SUPPLIED ENTRIES:
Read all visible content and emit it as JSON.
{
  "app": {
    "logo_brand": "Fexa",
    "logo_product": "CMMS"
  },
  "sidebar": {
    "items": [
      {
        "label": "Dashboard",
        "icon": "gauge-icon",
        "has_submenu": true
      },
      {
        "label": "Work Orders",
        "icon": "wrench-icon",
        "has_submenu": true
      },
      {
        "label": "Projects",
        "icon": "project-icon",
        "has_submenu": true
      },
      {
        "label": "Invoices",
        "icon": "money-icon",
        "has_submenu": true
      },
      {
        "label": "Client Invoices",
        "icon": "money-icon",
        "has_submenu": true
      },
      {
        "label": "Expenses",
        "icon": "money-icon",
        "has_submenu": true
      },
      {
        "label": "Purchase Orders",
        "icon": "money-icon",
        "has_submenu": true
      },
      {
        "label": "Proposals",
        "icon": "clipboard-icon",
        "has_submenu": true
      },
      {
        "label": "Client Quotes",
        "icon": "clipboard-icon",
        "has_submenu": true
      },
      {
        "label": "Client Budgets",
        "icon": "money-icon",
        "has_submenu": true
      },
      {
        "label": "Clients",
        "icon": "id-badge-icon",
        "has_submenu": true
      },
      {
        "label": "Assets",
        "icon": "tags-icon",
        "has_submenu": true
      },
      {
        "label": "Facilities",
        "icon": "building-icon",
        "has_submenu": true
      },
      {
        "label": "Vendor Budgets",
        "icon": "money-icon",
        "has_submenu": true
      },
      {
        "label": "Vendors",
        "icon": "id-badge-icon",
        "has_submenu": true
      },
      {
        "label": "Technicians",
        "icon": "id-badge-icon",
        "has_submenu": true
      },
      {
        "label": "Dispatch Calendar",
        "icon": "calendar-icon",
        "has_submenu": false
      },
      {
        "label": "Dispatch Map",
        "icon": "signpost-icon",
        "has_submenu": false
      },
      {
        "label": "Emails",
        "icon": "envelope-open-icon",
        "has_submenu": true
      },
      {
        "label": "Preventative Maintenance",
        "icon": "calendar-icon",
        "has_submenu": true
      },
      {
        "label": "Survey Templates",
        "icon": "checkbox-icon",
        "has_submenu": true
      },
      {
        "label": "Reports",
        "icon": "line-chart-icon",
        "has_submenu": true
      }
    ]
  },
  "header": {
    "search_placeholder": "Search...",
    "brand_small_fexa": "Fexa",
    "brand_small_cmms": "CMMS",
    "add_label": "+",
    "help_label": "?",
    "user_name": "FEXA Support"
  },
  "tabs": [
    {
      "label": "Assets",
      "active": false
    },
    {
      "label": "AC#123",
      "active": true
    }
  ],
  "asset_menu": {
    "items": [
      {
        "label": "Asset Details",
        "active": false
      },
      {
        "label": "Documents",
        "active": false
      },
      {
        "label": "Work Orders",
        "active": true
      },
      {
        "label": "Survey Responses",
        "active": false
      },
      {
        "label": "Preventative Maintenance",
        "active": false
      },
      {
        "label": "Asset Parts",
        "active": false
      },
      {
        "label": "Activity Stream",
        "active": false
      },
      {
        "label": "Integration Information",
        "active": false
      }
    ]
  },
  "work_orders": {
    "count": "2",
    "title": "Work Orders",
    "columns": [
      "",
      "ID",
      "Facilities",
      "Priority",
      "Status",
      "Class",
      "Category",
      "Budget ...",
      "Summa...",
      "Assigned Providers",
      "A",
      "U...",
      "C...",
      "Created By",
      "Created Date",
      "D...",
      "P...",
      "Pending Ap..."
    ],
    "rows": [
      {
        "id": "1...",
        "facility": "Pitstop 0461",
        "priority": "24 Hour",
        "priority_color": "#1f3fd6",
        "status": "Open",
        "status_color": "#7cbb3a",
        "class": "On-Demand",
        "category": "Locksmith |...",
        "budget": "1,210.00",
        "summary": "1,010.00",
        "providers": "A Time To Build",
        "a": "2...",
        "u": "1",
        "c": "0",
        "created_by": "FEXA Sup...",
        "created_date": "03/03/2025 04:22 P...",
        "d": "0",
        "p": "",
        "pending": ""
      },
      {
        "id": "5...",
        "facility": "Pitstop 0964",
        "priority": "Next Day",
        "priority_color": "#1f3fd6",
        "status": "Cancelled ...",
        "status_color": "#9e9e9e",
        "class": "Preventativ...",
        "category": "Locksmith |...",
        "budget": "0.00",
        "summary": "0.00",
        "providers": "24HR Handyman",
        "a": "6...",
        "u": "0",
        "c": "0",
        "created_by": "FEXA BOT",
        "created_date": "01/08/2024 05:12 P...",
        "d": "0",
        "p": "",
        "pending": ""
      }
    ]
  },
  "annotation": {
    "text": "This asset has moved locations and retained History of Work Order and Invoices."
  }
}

GIVEN REQUEST: Write every entry out again exactly.

RESULT OF THE TASK:
Read all visible content and emit it as JSON.
{
  "app": {
    "logo_brand": "Fexa",
    "logo_product": "CMMS"
  },
  "sidebar": {
    "items": [
      {
        "label": "Dashboard",
        "icon": "gauge-icon",
        "has_submenu": true
      },
      {
        "label": "Work Orders",
        "icon": "wrench-icon",
        "has_submenu": true
      },
      {
        "label": "Projects",
        "icon": "project-icon",
        "has_submenu": true
      },
      {
        "label": "Invoices",
        "icon": "money-icon",
        "has_submenu": true
      },
      {
        "label": "Client Invoices",
        "icon": "money-icon",
        "has_submenu": true
      },
      {
        "label": "Expenses",
        "icon": "money-icon",
        "has_submenu": true
      },
      {
        "label": "Purchase Orders",
        "icon": "money-icon",
        "has_submenu": true
      },
      {
        "label": "Proposals",
        "icon": "clipboard-icon",
        "has_submenu": true
      },
      {
        "label": "Client Quotes",
        "icon": "clipboard-icon",
        "has_submenu": true
      },
      {
        "label": "Client Budgets",
        "icon": "money-icon",
        "has_submenu": true
      },
      {
        "label": "Clients",
        "icon": "id-badge-icon",
        "has_submenu": true
      },
      {
        "label": "Assets",
        "icon": "tags-icon",
        "has_submenu": true
      },
      {
        "label": "Facilities",
        "icon": "building-icon",
        "has_submenu": true
      },
      {
        "label": "Vendor Budgets",
        "icon": "money-icon",
        "has_submenu": true
      },
      {
        "label": "Vendors",
        "icon": "id-badge-icon",
        "has_submenu": true
      },
      {
        "label": "Technicians",
        "icon": "id-badge-icon",
        "has_submenu": true
      },
      {
        "label": "Dispatch Calendar",
        "icon": "calendar-icon",
        "has_submenu": false
      },
      {
        "label": "Dispatch Map",
        "icon": "signpost-icon",
        "has_submenu": false
      },
      {
        "label": "Emails",
        "icon": "envelope-open-icon",
        "has_submenu": true
      },
      {
        "label": "Preventative Maintenance",
        "icon": "calendar-icon",
        "has_submenu": true
      },
      {
        "label": "Survey Templates",
        "icon": "checkbox-icon",
        "has_submenu": true
      },
      {
        "label": "Reports",
        "icon": "line-chart-icon",
        "has_submenu": true
      }
    ]
  },
  "header": {
    "search_placeholder": "Search...",
    "brand_small_fexa": "Fexa",
    "brand_small_cmms": "CMMS",
    "add_label": "+",
    "help_label": "?",
    "user_name": "FEXA Support"
  },
  "tabs": [
    {
      "label": "Assets",
      "active": false
    },
    {
      "label": "AC#123",
      "active": true
    }
  ],
  "asset_menu": {
    "items": [
      {
        "label": "Asset Details",
        "active": false
      },
      {
        "label": "Documents",
        "active": false
      },
      {
        "label": "Work Orders",
        "active": true
      },
      {
        "label": "Survey Responses",
        "active": false
      },
      {
        "label": "Preventative Maintenance",
        "active": false
      },
      {
        "label": "Asset Parts",
        "active": false
      },
      {
        "label": "Activity Stream",
        "active": false
      },
      {
        "label": "Integration Information",
        "active": false
      }
    ]
  },
  "work_orders": {
    "count": "2",
    "title": "Work Orders",
    "columns": [
      "",
      "ID",
      "Facilities",
      "Priority",
      "Status",
      "Class",
      "Category",
      "Budget ...",
      "Summa...",
      "Assigned Providers",
      "A",
      "U...",
      "C...",
      "Created By",
      "Created Date",
      "D...",
      "P...",
      "Pending Ap..."
    ],
    "rows": [
      {
        "id": "1...",
        "facility": "Pitstop 0461",
        "priority": "24 Hour",
        "priority_color": "#1f3fd6",
        "status": "Open",
        "status_color": "#7cbb3a",
        "class": "On-Demand",
        "category": "Locksmith |...",
        "budget": "1,210.00",
        "summary": "1,010.00",
        "providers": "A Time To Build",
        "a": "2...",
        "u": "1",
        "c": "0",
        "created_by": "FEXA Sup...",
        "created_date": "03/03/2025 04:22 P...",
        "d": "0",
        "p": "",
        "pending": ""
      },
      {
        "id": "5...",
        "facility": "Pitstop 0964",
        "priority": "Next Day",
        "priority_color": "#1f3fd6",
        "status": "Cancelled ...",
        "status_color": "#9e9e9e",
        "class": "Preventativ...",
        "category": "Locksmith |...",
        "budget": "0.00",
        "summary": "0.00",
        "providers": "24HR Handyman",
        "a": "6...",
        "u": "0",
        "c": "0",
        "created_by": "FEXA BOT",
        "created_date": "01/08/2024 05:12 P...",
        "d": "0",
        "p": "",
        "pending": ""
      }
    ]
  },
  "annotation": {
    "text": "This asset has moved locations and retained History of Work Order and Invoices."
  }
}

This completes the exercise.